### Problem description
Every entry below must appear again, exactly as written.

### Raw data
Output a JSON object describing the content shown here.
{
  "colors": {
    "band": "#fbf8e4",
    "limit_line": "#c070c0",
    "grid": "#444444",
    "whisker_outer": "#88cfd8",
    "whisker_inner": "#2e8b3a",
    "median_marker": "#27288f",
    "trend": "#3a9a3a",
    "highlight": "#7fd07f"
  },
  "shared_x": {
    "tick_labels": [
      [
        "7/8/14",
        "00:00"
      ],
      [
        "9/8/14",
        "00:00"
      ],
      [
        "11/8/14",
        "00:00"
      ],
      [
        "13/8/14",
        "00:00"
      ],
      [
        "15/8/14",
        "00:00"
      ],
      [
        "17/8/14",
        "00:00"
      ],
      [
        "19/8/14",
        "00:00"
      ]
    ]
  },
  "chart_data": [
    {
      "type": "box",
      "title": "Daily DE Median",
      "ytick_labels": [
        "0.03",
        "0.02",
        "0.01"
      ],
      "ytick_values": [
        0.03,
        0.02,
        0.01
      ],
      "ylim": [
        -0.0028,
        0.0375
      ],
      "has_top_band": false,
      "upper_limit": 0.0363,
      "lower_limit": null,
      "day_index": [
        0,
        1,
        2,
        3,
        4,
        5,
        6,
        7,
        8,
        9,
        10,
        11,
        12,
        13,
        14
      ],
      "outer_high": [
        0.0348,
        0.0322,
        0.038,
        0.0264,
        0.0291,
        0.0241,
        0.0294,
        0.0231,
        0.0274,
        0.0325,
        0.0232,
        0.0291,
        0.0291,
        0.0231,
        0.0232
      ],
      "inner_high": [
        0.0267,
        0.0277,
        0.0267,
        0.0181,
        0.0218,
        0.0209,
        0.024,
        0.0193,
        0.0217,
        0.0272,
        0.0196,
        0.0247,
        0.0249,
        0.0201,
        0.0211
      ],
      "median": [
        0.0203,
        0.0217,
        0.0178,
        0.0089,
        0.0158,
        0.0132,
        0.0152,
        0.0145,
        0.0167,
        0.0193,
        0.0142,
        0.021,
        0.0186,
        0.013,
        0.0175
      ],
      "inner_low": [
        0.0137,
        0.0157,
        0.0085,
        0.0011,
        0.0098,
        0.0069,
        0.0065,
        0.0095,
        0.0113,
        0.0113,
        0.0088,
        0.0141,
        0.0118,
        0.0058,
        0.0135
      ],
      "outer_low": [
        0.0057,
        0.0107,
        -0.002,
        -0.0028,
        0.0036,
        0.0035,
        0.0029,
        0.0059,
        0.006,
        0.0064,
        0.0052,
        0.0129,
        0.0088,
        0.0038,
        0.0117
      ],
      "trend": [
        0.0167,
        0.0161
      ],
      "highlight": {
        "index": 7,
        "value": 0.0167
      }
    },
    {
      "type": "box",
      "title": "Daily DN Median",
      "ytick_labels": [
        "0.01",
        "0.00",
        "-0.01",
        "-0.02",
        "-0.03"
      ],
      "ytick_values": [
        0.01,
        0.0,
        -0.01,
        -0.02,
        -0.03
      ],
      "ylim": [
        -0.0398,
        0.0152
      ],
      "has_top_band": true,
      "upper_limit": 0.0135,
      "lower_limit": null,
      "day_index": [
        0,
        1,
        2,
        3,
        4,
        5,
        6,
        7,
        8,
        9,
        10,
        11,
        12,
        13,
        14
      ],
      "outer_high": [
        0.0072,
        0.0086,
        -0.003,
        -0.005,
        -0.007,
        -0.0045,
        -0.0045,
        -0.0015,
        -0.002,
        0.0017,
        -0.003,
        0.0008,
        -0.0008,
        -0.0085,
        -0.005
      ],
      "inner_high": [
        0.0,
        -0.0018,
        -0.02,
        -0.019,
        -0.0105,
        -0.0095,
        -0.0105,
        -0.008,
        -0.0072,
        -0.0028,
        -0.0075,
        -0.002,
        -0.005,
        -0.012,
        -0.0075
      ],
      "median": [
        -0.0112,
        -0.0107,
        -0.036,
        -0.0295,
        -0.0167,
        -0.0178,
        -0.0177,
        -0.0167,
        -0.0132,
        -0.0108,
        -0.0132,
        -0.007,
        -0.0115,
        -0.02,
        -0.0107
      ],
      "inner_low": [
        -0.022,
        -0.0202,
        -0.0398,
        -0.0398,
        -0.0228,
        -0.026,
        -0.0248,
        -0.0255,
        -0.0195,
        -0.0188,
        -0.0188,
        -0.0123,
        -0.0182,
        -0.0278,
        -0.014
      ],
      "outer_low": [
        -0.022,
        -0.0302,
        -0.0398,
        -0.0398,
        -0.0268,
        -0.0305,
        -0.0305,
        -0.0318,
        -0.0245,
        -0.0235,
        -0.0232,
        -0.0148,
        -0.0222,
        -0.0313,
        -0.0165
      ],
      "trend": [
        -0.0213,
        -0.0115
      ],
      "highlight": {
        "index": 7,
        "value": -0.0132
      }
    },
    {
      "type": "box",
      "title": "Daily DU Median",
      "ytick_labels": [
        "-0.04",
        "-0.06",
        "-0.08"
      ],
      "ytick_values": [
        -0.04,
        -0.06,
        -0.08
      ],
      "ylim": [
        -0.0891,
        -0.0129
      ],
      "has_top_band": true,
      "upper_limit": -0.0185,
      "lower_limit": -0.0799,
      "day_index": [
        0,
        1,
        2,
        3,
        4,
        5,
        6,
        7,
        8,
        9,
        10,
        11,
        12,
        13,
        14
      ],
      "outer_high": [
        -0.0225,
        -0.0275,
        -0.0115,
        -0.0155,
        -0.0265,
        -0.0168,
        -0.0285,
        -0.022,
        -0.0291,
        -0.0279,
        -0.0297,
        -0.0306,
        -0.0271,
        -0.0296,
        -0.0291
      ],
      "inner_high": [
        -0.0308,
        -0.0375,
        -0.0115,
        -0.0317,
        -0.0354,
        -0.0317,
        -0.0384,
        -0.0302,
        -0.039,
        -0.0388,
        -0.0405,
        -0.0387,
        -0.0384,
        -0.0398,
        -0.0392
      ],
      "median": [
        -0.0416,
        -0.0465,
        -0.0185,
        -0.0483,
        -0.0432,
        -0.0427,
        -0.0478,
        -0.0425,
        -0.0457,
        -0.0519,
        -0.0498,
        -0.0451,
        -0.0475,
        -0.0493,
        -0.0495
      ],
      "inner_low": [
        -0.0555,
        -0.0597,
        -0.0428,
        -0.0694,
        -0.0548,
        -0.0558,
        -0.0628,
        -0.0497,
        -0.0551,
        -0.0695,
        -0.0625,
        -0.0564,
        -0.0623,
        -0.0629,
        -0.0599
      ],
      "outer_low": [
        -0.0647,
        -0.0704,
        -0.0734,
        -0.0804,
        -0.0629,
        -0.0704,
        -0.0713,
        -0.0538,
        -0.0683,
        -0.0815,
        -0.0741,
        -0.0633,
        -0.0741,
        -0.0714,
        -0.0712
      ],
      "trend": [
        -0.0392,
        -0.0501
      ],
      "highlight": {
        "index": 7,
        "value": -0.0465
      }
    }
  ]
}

### Result below
Output a JSON object describing the content shown here.
{
  "colors": {
    "band": "#fbf8e4",
    "limit_line": "#c070c0",
    "grid": "#444444",
    "whisker_outer": "#88cfd8",
    "whisker_inner": "#2e8b3a",
    "median_marker": "#27288f",
    "trend": "#3a9a3a",
    "highlight": "#7fd07f"
  },
  "shared_x": {
    "tick_labels": [
      [
        "7/8/14",
        "00:00"
      ],
      [
        "9/8/14",
        "00:00"
      ],
      [
        "11/8/14",
        "00:00"
      ],
      [
        "13/8/14",
        "00:00"
      ],
      [
        "15/8/14",
        "00:00"
      ],
      [
        "17/8/14",
        "00:00"
      ],
      [
        "19/8/14",
        "00:00"
      ]
    ]
  },
  "chart_data": [
    {
      "type": "box",
      "title": "Daily DE Median",
      "ytick_labels": [
        "0.03",
        "0.02",
        "0.01"
      ],
      "ytick_values": [
        0.03,
        0.02,
        0.01
      ],
      "ylim": [
        -0.0028,
        0.0375
      ],
      "has_top_band": false,
      "upper_limit": 0.0363,
      "lower_limit": null,
      "day_index": [
        0,
        1,
        2,
        3,
        4,
        5,
        6,
        7,
        8,
        9,
        10,
        11,
        12,
        13,
        14
      ],
      "outer_high": [
        0.0348,
        0.0322,
        0.038,
        0.0264,
        0.0291,
        0.0241,
        0.0294,
        0.0231,
        0.0274,
        0.0325,
        0.0232,
        0.0291,
        0.0291,
        0.0231,
        0.0232
      ],
      "inner_high": [
        0.0267,
        0.0277,
        0.0267,
        0.0181,
        0.0218,
        0.0209,
        0.024,
        0.0193,
        0.0217,
        0.0272,
        0.0196,
        0.0247,
        0.0249,
        0.0201,
        0.0211
      ],
      "median": [
        0.0203,
        0.0217,
        0.0178,
        0.0089,
        0.0158,
        0.0132,
        0.0152,
        0.0145,
        0.0167,
        0.0193,
        0.0142,
        0.021,
        0.0186,
        0.013,
        0.0175
      ],
      "inner_low": [
        0.0137,
        0.0157,
        0.0085,
        0.0011,
        0.0098,
        0.0069,
        0.0065,
        0.0095,
        0.0113,
        0.0113,
        0.0088,
        0.0141,
        0.0118,
        0.0058,
        0.0135
      ],
      "outer_low": [
        0.0057,
        0.0107,
        -0.002,
        -0.0028,
        0.0036,
        0.0035,
        0.0029,
        0.0059,
        0.006,
        0.0064,
        0.0052,
        0.0129,
        0.0088,
        0.0038,
        0.0117
      ],
      "trend": [
        0.0167,
        0.0161
      ],
      "highlight": {
        "index": 7,
        "value": 0.0167
      }
    },
    {
      "type": "box",
      "title": "Daily DN Median",
      "ytick_labels": [
        "0.01",
        "0.00",
        "-0.01",
        "-0.02",
        "-0.03"
      ],
      "ytick_values": [
        0.01,
        0.0,
        -0.01,
        -0.02,
        -0.03
      ],
      "ylim": [
        -0.0398,
        0.0152
      ],
      "has_top_band": true,
      "upper_limit": 0.0135,
      "lower_limit": null,
      "day_index": [
        0,
        1,
        2,
        3,
        4,
        5,
        6,
        7,
        8,
        9,
        10,
        11,
        12,
        13,
        14
      ],
      "outer_high": [
        0.0072,
        0.0086,
        -0.003,
        -0.005,
        -0.007,
        -0.0045,
        -0.0045,
        -0.0015,
        -0.002,
        0.0017,
        -0.003,
        0.0008,
        -0.0008,
        -0.0085,
        -0.005
      ],
      "inner_high": [
        0.0,
        -0.0018,
        -0.02,
        -0.019,
        -0.0105,
        -0.0095,
        -0.0105,
        -0.008,
        -0.0072,
        -0.0028,
        -0.0075,
        -0.002,
        -0.005,
        -0.012,
        -0.0075
      ],
      "median": [
        -0.0112,
        -0.0107,
        -0.036,
        -0.0295,
        -0.0167,
        -0.0178,
        -0.0177,
        -0.0167,
        -0.0132,
        -0.0108,
        -0.0132,
        -0.007,
        -0.0115,
        -0.02,
        -0.0107
      ],
      "inner_low": [
        -0.022,
        -0.0202,
        -0.0398,
        -0.0398,
        -0.0228,
        -0.026,
        -0.0248,
        -0.0255,
        -0.0195,
        -0.0188,
        -0.0188,
        -0.0123,
        -0.0182,
        -0.0278,
        -0.014
      ],
      "outer_low": [
        -0.022,
        -0.0302,
        -0.0398,
        -0.0398,
        -0.0268,
        -0.0305,
        -0.0305,
        -0.0318,
        -0.0245,
        -0.0235,
        -0.0232,
        -0.0148,
        -0.0222,
        -0.0313,
        -0.0165
      ],
      "trend": [
        -0.0213,
        -0.0115
      ],
      "highlight": {
        "index": 7,
        "value": -0.0132
      }
    },
    {
      "type": "box",
      "title": "Daily DU Median",
      "ytick_labels": [
        "-0.04",
        "-0.06",
        "-0.08"
      ],
      "ytick_values": [
        -0.04,
        -0.06,
        -0.08
      ],
      "ylim": [
        -0.0891,
        -0.0129
      ],
      "has_top_band": true,
      "upper_limit": -0.0185,
      "lower_limit": -0.0799,
      "day_index": [
        0,
        1,
        2,
        3,
        4,
        5,
        6,
        7,
        8,
        9,
        10,
        11,
        12,
        13,
        14
      ],
      "outer_high": [
        -0.0225,
        -0.0275,
        -0.0115,
        -0.0155,
        -0.0265,
        -0.0168,
        -0.0285,
        -0.022,
        -0.0291,
        -0.0279,
        -0.0297,
        -0.0306,
        -0.0271,
        -0.0296,
        -0.0291
      ],
      "inner_high": [
        -0.0308,
        -0.0375,
        -0.0115,
        -0.0317,
        -0.0354,
        -0.0317,
        -0.0384,
        -0.0302,
        -0.039,
        -0.0388,
        -0.0405,
        -0.0387,
        -0.0384,
        -0.0398,
        -0.0392
      ],
      "median": [
        -0.0416,
        -0.0465,
        -0.0185,
        -0.0483,
        -0.0432,
        -0.0427,
        -0.0478,
        -0.0425,
        -0.0457,
        -0.0519,
        -0.0498,
        -0.0451,
        -0.0475,
        -0.0493,
        -0.0495
      ],
      "inner_low": [
        -0.0555,
        -0.0597,
        -0.0428,
        -0.0694,
        -0.0548,
        -0.0558,
        -0.0628,
        -0.0497,
        -0.0551,
        -0.0695,
        -0.0625,
        -0.0564,
        -0.0623,
        -0.0629,
        -0.0599
      ],
      "outer_low": [
        -0.0647,
        -0.0704,
        -0.0734,
        -0.0804,
        -0.0629,
        -0.0704,
        -0.0713,
        -0.0538,
        -0.0683,
        -0.0815,
        -0.0741,
        -0.0633,
        -0.0741,
        -0.0714,
        -0.0712
      ],
      "trend": [
        -0.0392,
        -0.0501
      ],
      "highlight": {
        "index": 7,
        "value": -0.0465
      }
    }
  ]
}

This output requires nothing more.